Dataset items:

========================

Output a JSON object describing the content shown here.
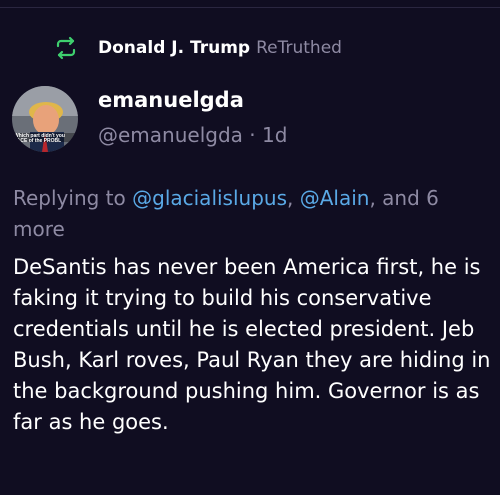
{
  "retruth": {
    "user_name": "Donald J. Trump",
    "action": "ReTruthed",
    "icon": "retruth-icon",
    "icon_color": "#3ecf6e"
  },
  "author": {
    "display_name": "emanuelgda",
    "handle": "@emanuelgda",
    "separator": " · ",
    "time_ago": "1d",
    "avatar_caption": "Which part didn't you ... FACE of the PROBL..."
  },
  "reply": {
    "prefix": "Replying to ",
    "mention_1": "@glacialislupus",
    "comma": ", ",
    "mention_2": "@Alain",
    "suffix": ", and 6 more"
  },
  "post": {
    "text": "DeSantis has never been America first, he is faking it trying to build his conservative credentials until he is elected president.  Jeb Bush, Karl roves, Paul Ryan they are hiding in the background pushing him. Governor is as far as he goes."
  },
  "colors": {
    "background": "#100d21",
    "muted_text": "#8e8aa3",
    "mention": "#5aa9e6"
  }
}
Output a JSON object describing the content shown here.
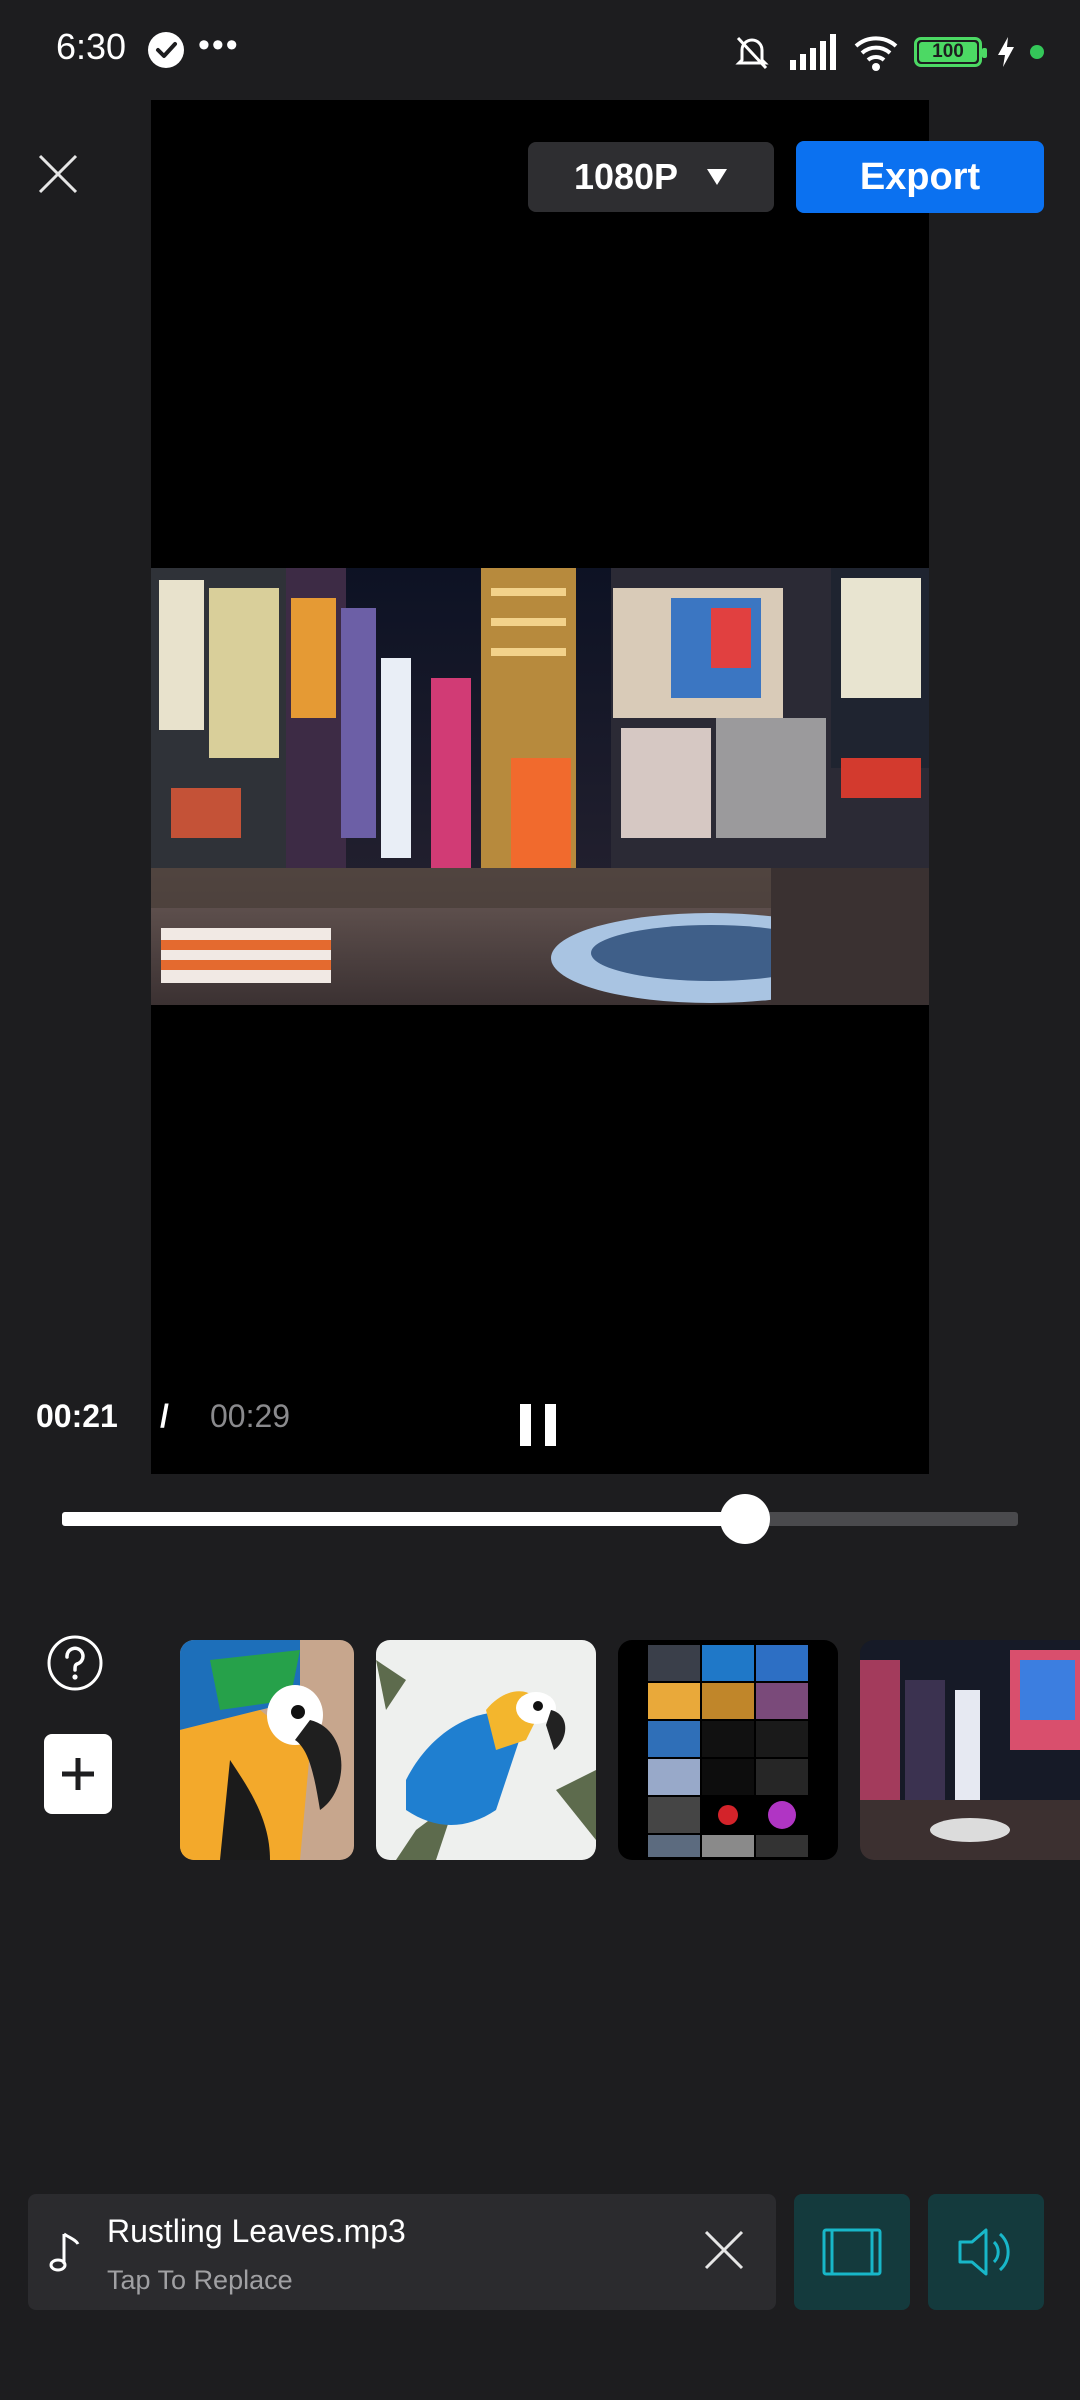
{
  "status_bar": {
    "time": "6:30",
    "more": "•••",
    "battery": "100"
  },
  "toolbar": {
    "resolution": "1080P",
    "export_label": "Export"
  },
  "player": {
    "current_time": "00:21",
    "separator": "/",
    "total_time": "00:29",
    "progress": 0.714
  },
  "thumbnails": [
    {
      "name": "parrot-closeup"
    },
    {
      "name": "parrot-on-branch"
    },
    {
      "name": "photo-collage"
    },
    {
      "name": "times-square-night"
    }
  ],
  "audio": {
    "title": "Rustling Leaves.mp3",
    "subtitle": "Tap To Replace"
  },
  "colors": {
    "accent": "#0b71f0",
    "tool_bg": "#143a3d",
    "tool_icon": "#18b7c9"
  }
}
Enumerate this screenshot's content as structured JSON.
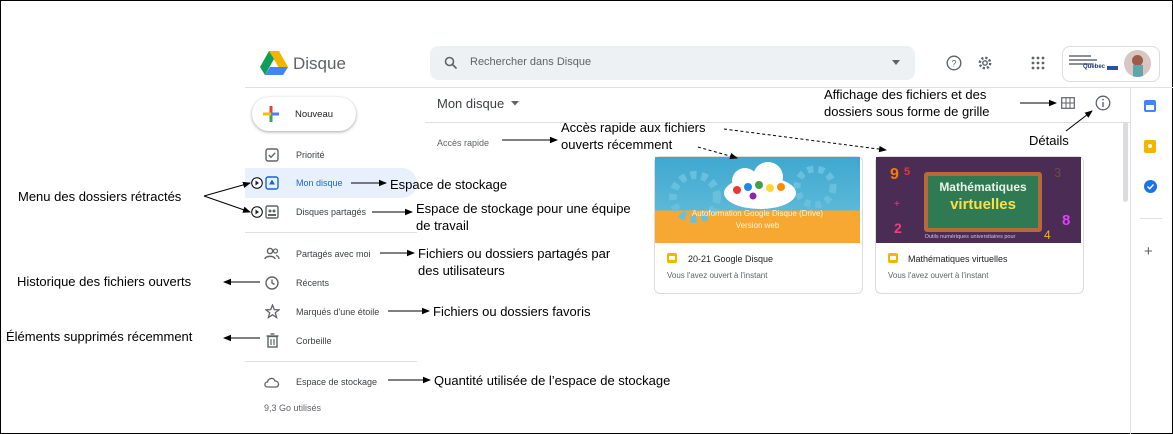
{
  "app": {
    "name": "Disque"
  },
  "search": {
    "placeholder": "Rechercher dans Disque"
  },
  "header": {
    "account_org": "Québec"
  },
  "sidebar": {
    "new_label": "Nouveau",
    "items": [
      {
        "label": "Priorité",
        "icon": "priority-check-icon"
      },
      {
        "label": "Mon disque",
        "icon": "my-drive-icon",
        "active": true
      },
      {
        "label": "Disques partagés",
        "icon": "shared-drives-icon"
      },
      {
        "label": "Partagés avec moi",
        "icon": "people-icon"
      },
      {
        "label": "Récents",
        "icon": "clock-icon"
      },
      {
        "label": "Marqués d'une étoile",
        "icon": "star-icon"
      },
      {
        "label": "Corbeille",
        "icon": "trash-icon"
      },
      {
        "label": "Espace de stockage",
        "icon": "cloud-icon"
      }
    ],
    "storage_used": "9,3 Go utilisés"
  },
  "main": {
    "title": "Mon disque",
    "quick_access_label": "Accès rapide",
    "files": [
      {
        "thumb_text_1": "Autoformation Google Disque (Drive)",
        "thumb_text_2": "Version web",
        "name": "20-21 Google Disque",
        "subtitle": "Vous l'avez ouvert à l'instant"
      },
      {
        "thumb_text_1": "Mathématiques",
        "thumb_text_2": "virtuelles",
        "thumb_caption": "Outils numériques universitaires pour",
        "name": "Mathématiques virtuelles",
        "subtitle": "Vous l'avez ouvert à l'instant"
      }
    ]
  },
  "annotations": {
    "menu_dossiers": "Menu des dossiers rétractés",
    "historique": "Historique des fichiers ouverts",
    "elements_supprimes": "Éléments supprimés récemment",
    "espace_stockage": "Espace de stockage",
    "espace_equipe_1": "Espace de stockage pour une équipe",
    "espace_equipe_2": "de travail",
    "partages_1": "Fichiers ou dossiers partagés par",
    "partages_2": "des utilisateurs",
    "favoris": "Fichiers ou dossiers favoris",
    "quantite": "Quantité utilisée de l’espace de stockage",
    "acces_rapide_1": "Accès rapide aux fichiers",
    "acces_rapide_2": "ouverts récemment",
    "affichage_1": "Affichage des fichiers et des",
    "affichage_2": "dossiers sous forme de grille",
    "details": "Détails"
  },
  "colors": {
    "drive_blue": "#4285f4",
    "drive_green": "#0f9d58",
    "drive_yellow": "#f4b400",
    "drive_red": "#db4437",
    "active_bg": "#e8f0fe",
    "active_text": "#1967d2"
  }
}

========================

- **Request**: Copy the listing over exactly, skipping the pictures it holds.

- **Task answer**:
Output a JSON object describing the content shown here.
{
  "retruth": {
    "user_name": "Donald J. Trump",
    "action": "ReTruthed",
    "icon": "retruth-icon",
    "icon_color": "#3ecf6e"
  },
  "author": {
    "display_name": "emanuelgda",
    "handle": "@emanuelgda",
    "separator": " · ",
    "time_ago": "1d",
    "avatar_caption": "Which part didn't you ... FACE of the PROBL..."
  },
  "reply": {
    "prefix": "Replying to ",
    "mention_1": "@glacialislupus",
    "comma": ", ",
    "mention_2": "@Alain",
    "suffix": ", and 6 more"
  },
  "post": {
    "text": "DeSantis has never been America first, he is faking it trying to build his conservative credentials until he is elected president.  Jeb Bush, Karl roves, Paul Ryan they are hiding in the background pushing him. Governor is as far as he goes."
  },
  "colors": {
    "background": "#100d21",
    "muted_text": "#8e8aa3",
    "mention": "#5aa9e6"
  }
}
Output a JSON object describing the content shown here.
{
  "status_bar": {
    "time": "6:30",
    "more": "•••",
    "battery": "100"
  },
  "toolbar": {
    "resolution": "1080P",
    "export_label": "Export"
  },
  "player": {
    "current_time": "00:21",
    "separator": "/",
    "total_time": "00:29",
    "progress": 0.714
  },
  "thumbnails": [
    {
      "name": "parrot-closeup"
    },
    {
      "name": "parrot-on-branch"
    },
    {
      "name": "photo-collage"
    },
    {
      "name": "times-square-night"
    }
  ],
  "audio": {
    "title": "Rustling Leaves.mp3",
    "subtitle": "Tap To Replace"
  },
  "colors": {
    "accent": "#0b71f0",
    "tool_bg": "#143a3d",
    "tool_icon": "#18b7c9"
  }
}
Enumerate this screenshot's content as structured JSON.
{
  "app": {
    "name": "Disque"
  },
  "search": {
    "placeholder": "Rechercher dans Disque"
  },
  "header": {
    "account_org": "Québec"
  },
  "sidebar": {
    "new_label": "Nouveau",
    "items": [
      {
        "label": "Priorité",
        "icon": "priority-check-icon"
      },
      {
        "label": "Mon disque",
        "icon": "my-drive-icon",
        "active": true
      },
      {
        "label": "Disques partagés",
        "icon": "shared-drives-icon"
      },
      {
        "label": "Partagés avec moi",
        "icon": "people-icon"
      },
      {
        "label": "Récents",
        "icon": "clock-icon"
      },
      {
        "label": "Marqués d'une étoile",
        "icon": "star-icon"
      },
      {
        "label": "Corbeille",
        "icon": "trash-icon"
      },
      {
        "label": "Espace de stockage",
        "icon": "cloud-icon"
      }
    ],
    "storage_used": "9,3 Go utilisés"
  },
  "main": {
    "title": "Mon disque",
    "quick_access_label": "Accès rapide",
    "files": [
      {
        "thumb_text_1": "Autoformation Google Disque (Drive)",
        "thumb_text_2": "Version web",
        "name": "20-21 Google Disque",
        "subtitle": "Vous l'avez ouvert à l'instant"
      },
      {
        "thumb_text_1": "Mathématiques",
        "thumb_text_2": "virtuelles",
        "thumb_caption": "Outils numériques universitaires pour",
        "name": "Mathématiques virtuelles",
        "subtitle": "Vous l'avez ouvert à l'instant"
      }
    ]
  },
  "annotations": {
    "menu_dossiers": "Menu des dossiers rétractés",
    "historique": "Historique des fichiers ouverts",
    "elements_supprimes": "Éléments supprimés récemment",
    "espace_stockage": "Espace de stockage",
    "espace_equipe_1": "Espace de stockage pour une équipe",
    "espace_equipe_2": "de travail",
    "partages_1": "Fichiers ou dossiers partagés par",
    "partages_2": "des utilisateurs",
    "favoris": "Fichiers ou dossiers favoris",
    "quantite": "Quantité utilisée de l’espace de stockage",
    "acces_rapide_1": "Accès rapide aux fichiers",
    "acces_rapide_2": "ouverts récemment",
    "affichage_1": "Affichage des fichiers et des",
    "affichage_2": "dossiers sous forme de grille",
    "details": "Détails"
  },
  "colors": {
    "drive_blue": "#4285f4",
    "drive_green": "#0f9d58",
    "drive_yellow": "#f4b400",
    "drive_red": "#db4437",
    "active_bg": "#e8f0fe",
    "active_text": "#1967d2"
  }
}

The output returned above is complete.